## Data shown
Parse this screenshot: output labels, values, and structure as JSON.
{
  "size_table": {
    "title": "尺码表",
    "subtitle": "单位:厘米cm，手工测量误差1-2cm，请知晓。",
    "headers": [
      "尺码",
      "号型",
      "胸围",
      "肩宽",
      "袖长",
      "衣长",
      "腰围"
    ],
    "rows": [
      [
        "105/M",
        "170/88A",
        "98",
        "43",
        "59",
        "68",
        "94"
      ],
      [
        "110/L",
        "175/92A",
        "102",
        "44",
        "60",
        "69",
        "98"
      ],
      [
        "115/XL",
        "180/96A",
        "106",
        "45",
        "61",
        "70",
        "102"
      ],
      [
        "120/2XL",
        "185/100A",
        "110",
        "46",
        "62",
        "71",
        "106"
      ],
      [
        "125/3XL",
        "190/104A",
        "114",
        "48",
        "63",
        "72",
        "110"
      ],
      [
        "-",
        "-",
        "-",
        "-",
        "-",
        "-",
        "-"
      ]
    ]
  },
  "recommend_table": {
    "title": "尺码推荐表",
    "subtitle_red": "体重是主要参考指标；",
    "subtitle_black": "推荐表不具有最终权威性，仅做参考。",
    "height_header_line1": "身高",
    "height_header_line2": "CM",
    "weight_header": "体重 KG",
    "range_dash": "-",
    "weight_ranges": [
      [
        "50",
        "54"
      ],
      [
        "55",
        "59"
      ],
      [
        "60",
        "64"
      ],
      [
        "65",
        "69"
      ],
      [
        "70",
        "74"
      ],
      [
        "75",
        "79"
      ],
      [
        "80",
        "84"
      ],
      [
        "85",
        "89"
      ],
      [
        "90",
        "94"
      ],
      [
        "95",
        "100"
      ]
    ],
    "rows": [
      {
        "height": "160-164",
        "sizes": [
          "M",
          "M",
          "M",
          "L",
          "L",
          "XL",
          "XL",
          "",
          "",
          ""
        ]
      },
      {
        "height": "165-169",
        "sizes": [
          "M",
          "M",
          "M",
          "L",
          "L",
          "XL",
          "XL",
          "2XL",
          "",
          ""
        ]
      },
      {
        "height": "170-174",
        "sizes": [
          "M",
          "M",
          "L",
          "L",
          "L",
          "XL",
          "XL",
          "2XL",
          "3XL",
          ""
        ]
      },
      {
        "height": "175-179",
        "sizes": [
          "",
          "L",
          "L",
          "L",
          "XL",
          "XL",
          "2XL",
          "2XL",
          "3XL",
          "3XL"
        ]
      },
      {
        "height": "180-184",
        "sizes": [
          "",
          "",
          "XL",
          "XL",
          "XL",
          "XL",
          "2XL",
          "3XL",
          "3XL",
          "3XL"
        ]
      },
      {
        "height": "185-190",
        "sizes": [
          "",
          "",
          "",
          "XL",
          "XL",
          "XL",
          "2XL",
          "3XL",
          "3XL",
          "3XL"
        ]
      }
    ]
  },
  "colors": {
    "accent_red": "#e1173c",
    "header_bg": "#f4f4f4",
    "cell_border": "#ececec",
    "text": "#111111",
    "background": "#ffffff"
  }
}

## Problem
Output the full listing exactly as it stands.

## Solution for this problem
Parse this screenshot: output labels, values, and structure as JSON.
{
  "size_table": {
    "title": "尺码表",
    "subtitle": "单位:厘米cm，手工测量误差1-2cm，请知晓。",
    "headers": [
      "尺码",
      "号型",
      "胸围",
      "肩宽",
      "袖长",
      "衣长",
      "腰围"
    ],
    "rows": [
      [
        "105/M",
        "170/88A",
        "98",
        "43",
        "59",
        "68",
        "94"
      ],
      [
        "110/L",
        "175/92A",
        "102",
        "44",
        "60",
        "69",
        "98"
      ],
      [
        "115/XL",
        "180/96A",
        "106",
        "45",
        "61",
        "70",
        "102"
      ],
      [
        "120/2XL",
        "185/100A",
        "110",
        "46",
        "62",
        "71",
        "106"
      ],
      [
        "125/3XL",
        "190/104A",
        "114",
        "48",
        "63",
        "72",
        "110"
      ],
      [
        "-",
        "-",
        "-",
        "-",
        "-",
        "-",
        "-"
      ]
    ]
  },
  "recommend_table": {
    "title": "尺码推荐表",
    "subtitle_red": "体重是主要参考指标；",
    "subtitle_black": "推荐表不具有最终权威性，仅做参考。",
    "height_header_line1": "身高",
    "height_header_line2": "CM",
    "weight_header": "体重 KG",
    "range_dash": "-",
    "weight_ranges": [
      [
        "50",
        "54"
      ],
      [
        "55",
        "59"
      ],
      [
        "60",
        "64"
      ],
      [
        "65",
        "69"
      ],
      [
        "70",
        "74"
      ],
      [
        "75",
        "79"
      ],
      [
        "80",
        "84"
      ],
      [
        "85",
        "89"
      ],
      [
        "90",
        "94"
      ],
      [
        "95",
        "100"
      ]
    ],
    "rows": [
      {
        "height": "160-164",
        "sizes": [
          "M",
          "M",
          "M",
          "L",
          "L",
          "XL",
          "XL",
          "",
          "",
          ""
        ]
      },
      {
        "height": "165-169",
        "sizes": [
          "M",
          "M",
          "M",
          "L",
          "L",
          "XL",
          "XL",
          "2XL",
          "",
          ""
        ]
      },
      {
        "height": "170-174",
        "sizes": [
          "M",
          "M",
          "L",
          "L",
          "L",
          "XL",
          "XL",
          "2XL",
          "3XL",
          ""
        ]
      },
      {
        "height": "175-179",
        "sizes": [
          "",
          "L",
          "L",
          "L",
          "XL",
          "XL",
          "2XL",
          "2XL",
          "3XL",
          "3XL"
        ]
      },
      {
        "height": "180-184",
        "sizes": [
          "",
          "",
          "XL",
          "XL",
          "XL",
          "XL",
          "2XL",
          "3XL",
          "3XL",
          "3XL"
        ]
      },
      {
        "height": "185-190",
        "sizes": [
          "",
          "",
          "",
          "XL",
          "XL",
          "XL",
          "2XL",
          "3XL",
          "3XL",
          "3XL"
        ]
      }
    ]
  },
  "colors": {
    "accent_red": "#e1173c",
    "header_bg": "#f4f4f4",
    "cell_border": "#ececec",
    "text": "#111111",
    "background": "#ffffff"
  }
}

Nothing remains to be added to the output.